--- start Records to process ---

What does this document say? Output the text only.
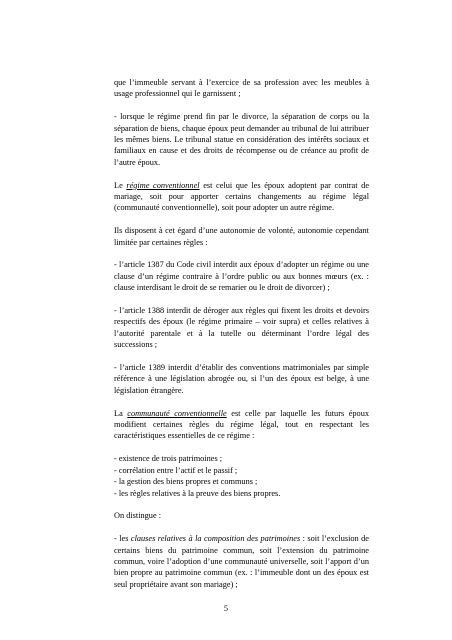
que l’immeuble servant à l’exercice de sa profession avec les meubles à usage professionnel qui le garnissent ;

- lorsque le régime prend fin par le divorce, la séparation de corps ou la séparation de biens, chaque époux peut demander au tribunal de lui attribuer les mêmes biens. Le tribunal statue en considération des intérêts sociaux et familiaux en cause et des droits de récompense ou de créance au profit de l’autre époux.

Le régime conventionnel est celui que les époux adoptent par contrat de mariage, soit pour apporter certains changements au régime légal (communauté conventionnelle), soit pour adopter un autre régime.

Ils disposent à cet égard d’une autonomie de volonté, autonomie cependant limitée par certaines règles :

- l’article 1387 du Code civil interdit aux époux d’adopter un régime ou une clause d’un régime contraire à l’ordre public ou aux bonnes mœurs (ex. : clause interdisant le droit de se remarier ou le droit de divorcer) ;

- l’article 1388 interdit de déroger aux règles qui fixent les droits et devoirs respectifs des époux (le régime primaire – voir supra) et celles relatives à l’autorité parentale et à la tutelle ou déterminant l’ordre légal des successions ;

- l’article 1389 interdit d’établir des conventions matrimoniales par simple référence à une législation abrogée ou, si l’un des époux est belge, à une législation étrangère.

La communauté conventionnelle est celle par laquelle les futurs époux modifient certaines règles du régime légal, tout en respectant les caractéristiques essentielles de ce régime :

- existence de trois patrimoines ;

- corrélation entre l’actif et le passif ;

- la gestion des biens propres et communs ;

- les règles relatives à la preuve des biens propres.

On distingue :

- les clauses relatives à la composition des patrimoines : soit l’exclusion de certains biens du patrimoine commun, soit l’extension du patrimoine commun, voire l’adoption d’une communauté universelle, soit l’apport d’un bien propre au patrimoine commun (ex. : l’immeuble dont un des époux est seul propriétaire avant son mariage) ;

5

--- end Records to process ---

● Task to complete: From the data, list each line in which the string "propres" appears.

● Solution to the problem:
- la gestion des biens propres et communs ;
- les règles relatives à la preuve des biens propres.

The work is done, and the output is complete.